_Exercise objective_
Provide an exact reproduction of every entry.

_Extracted entries_
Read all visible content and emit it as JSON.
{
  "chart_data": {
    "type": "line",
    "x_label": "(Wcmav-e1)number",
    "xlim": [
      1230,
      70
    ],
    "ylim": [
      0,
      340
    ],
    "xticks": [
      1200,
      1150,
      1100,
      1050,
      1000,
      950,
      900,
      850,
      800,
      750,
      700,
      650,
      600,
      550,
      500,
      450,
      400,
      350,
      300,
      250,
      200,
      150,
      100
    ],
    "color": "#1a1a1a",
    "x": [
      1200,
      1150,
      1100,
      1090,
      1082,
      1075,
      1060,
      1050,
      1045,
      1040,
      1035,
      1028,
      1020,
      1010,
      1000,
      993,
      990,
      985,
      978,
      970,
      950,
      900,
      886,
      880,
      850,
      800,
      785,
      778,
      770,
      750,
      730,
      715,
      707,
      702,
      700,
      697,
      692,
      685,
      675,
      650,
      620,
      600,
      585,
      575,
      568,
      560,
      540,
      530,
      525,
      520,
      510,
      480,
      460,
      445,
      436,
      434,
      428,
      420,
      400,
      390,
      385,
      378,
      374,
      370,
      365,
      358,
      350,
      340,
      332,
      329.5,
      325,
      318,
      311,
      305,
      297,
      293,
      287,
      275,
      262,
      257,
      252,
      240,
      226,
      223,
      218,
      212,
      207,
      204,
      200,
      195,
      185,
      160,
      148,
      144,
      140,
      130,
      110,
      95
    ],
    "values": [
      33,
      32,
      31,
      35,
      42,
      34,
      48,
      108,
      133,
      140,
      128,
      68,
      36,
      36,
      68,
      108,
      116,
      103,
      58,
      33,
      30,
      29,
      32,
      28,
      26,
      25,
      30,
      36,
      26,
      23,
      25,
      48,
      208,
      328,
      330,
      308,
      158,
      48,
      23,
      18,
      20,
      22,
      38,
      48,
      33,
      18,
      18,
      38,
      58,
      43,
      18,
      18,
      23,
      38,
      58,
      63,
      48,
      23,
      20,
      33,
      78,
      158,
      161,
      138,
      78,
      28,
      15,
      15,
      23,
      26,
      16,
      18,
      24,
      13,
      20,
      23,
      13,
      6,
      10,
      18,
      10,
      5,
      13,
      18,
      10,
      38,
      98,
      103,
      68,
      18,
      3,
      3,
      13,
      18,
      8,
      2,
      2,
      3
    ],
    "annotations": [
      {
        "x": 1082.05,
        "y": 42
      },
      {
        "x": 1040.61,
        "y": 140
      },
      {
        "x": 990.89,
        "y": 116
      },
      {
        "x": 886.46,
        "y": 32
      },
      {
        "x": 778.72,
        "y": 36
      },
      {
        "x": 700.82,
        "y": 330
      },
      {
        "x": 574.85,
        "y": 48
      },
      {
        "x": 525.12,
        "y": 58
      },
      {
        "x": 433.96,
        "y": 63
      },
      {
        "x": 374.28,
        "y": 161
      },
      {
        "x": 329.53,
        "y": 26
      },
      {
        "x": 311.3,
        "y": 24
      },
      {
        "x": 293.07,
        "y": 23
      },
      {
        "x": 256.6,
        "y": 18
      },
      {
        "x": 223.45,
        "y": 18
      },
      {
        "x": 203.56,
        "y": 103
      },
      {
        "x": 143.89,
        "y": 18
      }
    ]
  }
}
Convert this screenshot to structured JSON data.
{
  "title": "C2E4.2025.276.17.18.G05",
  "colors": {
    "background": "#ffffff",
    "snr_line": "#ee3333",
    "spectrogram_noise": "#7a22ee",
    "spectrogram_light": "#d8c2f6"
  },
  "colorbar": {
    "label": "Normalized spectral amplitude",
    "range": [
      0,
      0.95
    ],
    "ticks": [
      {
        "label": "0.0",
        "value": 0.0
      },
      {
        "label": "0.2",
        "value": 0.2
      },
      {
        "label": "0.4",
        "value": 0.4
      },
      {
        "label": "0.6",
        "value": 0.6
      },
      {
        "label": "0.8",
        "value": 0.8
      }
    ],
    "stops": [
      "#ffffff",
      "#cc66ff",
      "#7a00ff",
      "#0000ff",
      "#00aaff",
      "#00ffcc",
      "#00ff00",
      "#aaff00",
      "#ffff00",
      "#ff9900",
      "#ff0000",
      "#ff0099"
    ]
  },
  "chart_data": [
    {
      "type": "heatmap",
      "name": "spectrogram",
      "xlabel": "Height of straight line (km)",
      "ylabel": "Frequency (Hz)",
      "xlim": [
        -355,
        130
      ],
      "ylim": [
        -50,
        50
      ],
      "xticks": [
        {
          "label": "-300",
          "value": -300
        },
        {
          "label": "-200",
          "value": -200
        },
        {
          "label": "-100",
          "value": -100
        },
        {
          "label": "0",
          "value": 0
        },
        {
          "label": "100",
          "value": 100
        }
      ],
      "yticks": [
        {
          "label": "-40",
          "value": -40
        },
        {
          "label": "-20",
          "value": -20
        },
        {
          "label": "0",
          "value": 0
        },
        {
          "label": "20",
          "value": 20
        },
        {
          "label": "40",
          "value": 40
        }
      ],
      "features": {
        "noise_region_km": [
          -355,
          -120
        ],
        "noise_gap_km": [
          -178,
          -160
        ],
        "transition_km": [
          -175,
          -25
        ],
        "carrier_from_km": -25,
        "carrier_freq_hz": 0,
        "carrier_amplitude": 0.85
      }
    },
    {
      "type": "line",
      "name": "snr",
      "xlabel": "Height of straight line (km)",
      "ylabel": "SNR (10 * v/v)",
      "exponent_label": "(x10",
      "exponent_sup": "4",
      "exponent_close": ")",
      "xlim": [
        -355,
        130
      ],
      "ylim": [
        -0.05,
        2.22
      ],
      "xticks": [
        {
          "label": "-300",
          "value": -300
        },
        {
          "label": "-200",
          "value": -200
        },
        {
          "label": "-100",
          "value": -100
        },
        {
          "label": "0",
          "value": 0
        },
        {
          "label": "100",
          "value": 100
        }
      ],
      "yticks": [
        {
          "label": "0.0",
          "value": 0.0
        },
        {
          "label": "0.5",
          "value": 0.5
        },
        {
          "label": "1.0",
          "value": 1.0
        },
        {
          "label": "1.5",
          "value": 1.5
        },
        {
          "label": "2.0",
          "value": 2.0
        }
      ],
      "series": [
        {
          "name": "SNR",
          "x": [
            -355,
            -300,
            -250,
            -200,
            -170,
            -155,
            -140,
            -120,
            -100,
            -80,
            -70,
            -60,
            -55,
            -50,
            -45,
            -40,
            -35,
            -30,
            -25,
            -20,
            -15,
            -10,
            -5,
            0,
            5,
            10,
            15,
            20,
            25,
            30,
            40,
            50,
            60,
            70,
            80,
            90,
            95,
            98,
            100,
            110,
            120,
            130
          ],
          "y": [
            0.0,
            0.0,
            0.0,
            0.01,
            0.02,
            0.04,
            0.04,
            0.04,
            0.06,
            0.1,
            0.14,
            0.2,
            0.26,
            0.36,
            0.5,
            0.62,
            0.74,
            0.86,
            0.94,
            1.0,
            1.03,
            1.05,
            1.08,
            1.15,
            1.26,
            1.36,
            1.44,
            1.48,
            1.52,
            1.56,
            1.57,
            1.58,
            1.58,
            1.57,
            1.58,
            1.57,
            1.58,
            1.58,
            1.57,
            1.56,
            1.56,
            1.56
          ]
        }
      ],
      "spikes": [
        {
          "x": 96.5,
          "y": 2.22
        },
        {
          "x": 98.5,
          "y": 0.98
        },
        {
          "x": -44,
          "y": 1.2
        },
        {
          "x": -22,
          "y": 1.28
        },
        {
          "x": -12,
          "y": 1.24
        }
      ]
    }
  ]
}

_Solution to this problem_
Read all visible content and emit it as JSON.
{
  "chart_data": {
    "type": "line",
    "x_label": "(Wcmav-e1)number",
    "xlim": [
      1230,
      70
    ],
    "ylim": [
      0,
      340
    ],
    "xticks": [
      1200,
      1150,
      1100,
      1050,
      1000,
      950,
      900,
      850,
      800,
      750,
      700,
      650,
      600,
      550,
      500,
      450,
      400,
      350,
      300,
      250,
      200,
      150,
      100
    ],
    "color": "#1a1a1a",
    "x": [
      1200,
      1150,
      1100,
      1090,
      1082,
      1075,
      1060,
      1050,
      1045,
      1040,
      1035,
      1028,
      1020,
      1010,
      1000,
      993,
      990,
      985,
      978,
      970,
      950,
      900,
      886,
      880,
      850,
      800,
      785,
      778,
      770,
      750,
      730,
      715,
      707,
      702,
      700,
      697,
      692,
      685,
      675,
      650,
      620,
      600,
      585,
      575,
      568,
      560,
      540,
      530,
      525,
      520,
      510,
      480,
      460,
      445,
      436,
      434,
      428,
      420,
      400,
      390,
      385,
      378,
      374,
      370,
      365,
      358,
      350,
      340,
      332,
      329.5,
      325,
      318,
      311,
      305,
      297,
      293,
      287,
      275,
      262,
      257,
      252,
      240,
      226,
      223,
      218,
      212,
      207,
      204,
      200,
      195,
      185,
      160,
      148,
      144,
      140,
      130,
      110,
      95
    ],
    "values": [
      33,
      32,
      31,
      35,
      42,
      34,
      48,
      108,
      133,
      140,
      128,
      68,
      36,
      36,
      68,
      108,
      116,
      103,
      58,
      33,
      30,
      29,
      32,
      28,
      26,
      25,
      30,
      36,
      26,
      23,
      25,
      48,
      208,
      328,
      330,
      308,
      158,
      48,
      23,
      18,
      20,
      22,
      38,
      48,
      33,
      18,
      18,
      38,
      58,
      43,
      18,
      18,
      23,
      38,
      58,
      63,
      48,
      23,
      20,
      33,
      78,
      158,
      161,
      138,
      78,
      28,
      15,
      15,
      23,
      26,
      16,
      18,
      24,
      13,
      20,
      23,
      13,
      6,
      10,
      18,
      10,
      5,
      13,
      18,
      10,
      38,
      98,
      103,
      68,
      18,
      3,
      3,
      13,
      18,
      8,
      2,
      2,
      3
    ],
    "annotations": [
      {
        "x": 1082.05,
        "y": 42
      },
      {
        "x": 1040.61,
        "y": 140
      },
      {
        "x": 990.89,
        "y": 116
      },
      {
        "x": 886.46,
        "y": 32
      },
      {
        "x": 778.72,
        "y": 36
      },
      {
        "x": 700.82,
        "y": 330
      },
      {
        "x": 574.85,
        "y": 48
      },
      {
        "x": 525.12,
        "y": 58
      },
      {
        "x": 433.96,
        "y": 63
      },
      {
        "x": 374.28,
        "y": 161
      },
      {
        "x": 329.53,
        "y": 26
      },
      {
        "x": 311.3,
        "y": 24
      },
      {
        "x": 293.07,
        "y": 23
      },
      {
        "x": 256.6,
        "y": 18
      },
      {
        "x": 223.45,
        "y": 18
      },
      {
        "x": 203.56,
        "y": 103
      },
      {
        "x": 143.89,
        "y": 18
      }
    ]
  }
}
Convert this screenshot to structured JSON data.
{
  "title": "C2E4.2025.276.17.18.G05",
  "colors": {
    "background": "#ffffff",
    "snr_line": "#ee3333",
    "spectrogram_noise": "#7a22ee",
    "spectrogram_light": "#d8c2f6"
  },
  "colorbar": {
    "label": "Normalized spectral amplitude",
    "range": [
      0,
      0.95
    ],
    "ticks": [
      {
        "label": "0.0",
        "value": 0.0
      },
      {
        "label": "0.2",
        "value": 0.2
      },
      {
        "label": "0.4",
        "value": 0.4
      },
      {
        "label": "0.6",
        "value": 0.6
      },
      {
        "label": "0.8",
        "value": 0.8
      }
    ],
    "stops": [
      "#ffffff",
      "#cc66ff",
      "#7a00ff",
      "#0000ff",
      "#00aaff",
      "#00ffcc",
      "#00ff00",
      "#aaff00",
      "#ffff00",
      "#ff9900",
      "#ff0000",
      "#ff0099"
    ]
  },
  "chart_data": [
    {
      "type": "heatmap",
      "name": "spectrogram",
      "xlabel": "Height of straight line (km)",
      "ylabel": "Frequency (Hz)",
      "xlim": [
        -355,
        130
      ],
      "ylim": [
        -50,
        50
      ],
      "xticks": [
        {
          "label": "-300",
          "value": -300
        },
        {
          "label": "-200",
          "value": -200
        },
        {
          "label": "-100",
          "value": -100
        },
        {
          "label": "0",
          "value": 0
        },
        {
          "label": "100",
          "value": 100
        }
      ],
      "yticks": [
        {
          "label": "-40",
          "value": -40
        },
        {
          "label": "-20",
          "value": -20
        },
        {
          "label": "0",
          "value": 0
        },
        {
          "label": "20",
          "value": 20
        },
        {
          "label": "40",
          "value": 40
        }
      ],
      "features": {
        "noise_region_km": [
          -355,
          -120
        ],
        "noise_gap_km": [
          -178,
          -160
        ],
        "transition_km": [
          -175,
          -25
        ],
        "carrier_from_km": -25,
        "carrier_freq_hz": 0,
        "carrier_amplitude": 0.85
      }
    },
    {
      "type": "line",
      "name": "snr",
      "xlabel": "Height of straight line (km)",
      "ylabel": "SNR (10 * v/v)",
      "exponent_label": "(x10",
      "exponent_sup": "4",
      "exponent_close": ")",
      "xlim": [
        -355,
        130
      ],
      "ylim": [
        -0.05,
        2.22
      ],
      "xticks": [
        {
          "label": "-300",
          "value": -300
        },
        {
          "label": "-200",
          "value": -200
        },
        {
          "label": "-100",
          "value": -100
        },
        {
          "label": "0",
          "value": 0
        },
        {
          "label": "100",
          "value": 100
        }
      ],
      "yticks": [
        {
          "label": "0.0",
          "value": 0.0
        },
        {
          "label": "0.5",
          "value": 0.5
        },
        {
          "label": "1.0",
          "value": 1.0
        },
        {
          "label": "1.5",
          "value": 1.5
        },
        {
          "label": "2.0",
          "value": 2.0
        }
      ],
      "series": [
        {
          "name": "SNR",
          "x": [
            -355,
            -300,
            -250,
            -200,
            -170,
            -155,
            -140,
            -120,
            -100,
            -80,
            -70,
            -60,
            -55,
            -50,
            -45,
            -40,
            -35,
            -30,
            -25,
            -20,
            -15,
            -10,
            -5,
            0,
            5,
            10,
            15,
            20,
            25,
            30,
            40,
            50,
            60,
            70,
            80,
            90,
            95,
            98,
            100,
            110,
            120,
            130
          ],
          "y": [
            0.0,
            0.0,
            0.0,
            0.01,
            0.02,
            0.04,
            0.04,
            0.04,
            0.06,
            0.1,
            0.14,
            0.2,
            0.26,
            0.36,
            0.5,
            0.62,
            0.74,
            0.86,
            0.94,
            1.0,
            1.03,
            1.05,
            1.08,
            1.15,
            1.26,
            1.36,
            1.44,
            1.48,
            1.52,
            1.56,
            1.57,
            1.58,
            1.58,
            1.57,
            1.58,
            1.57,
            1.58,
            1.58,
            1.57,
            1.56,
            1.56,
            1.56
          ]
        }
      ],
      "spikes": [
        {
          "x": 96.5,
          "y": 2.22
        },
        {
          "x": 98.5,
          "y": 0.98
        },
        {
          "x": -44,
          "y": 1.2
        },
        {
          "x": -22,
          "y": 1.28
        },
        {
          "x": -12,
          "y": 1.24
        }
      ]
    }
  ]
}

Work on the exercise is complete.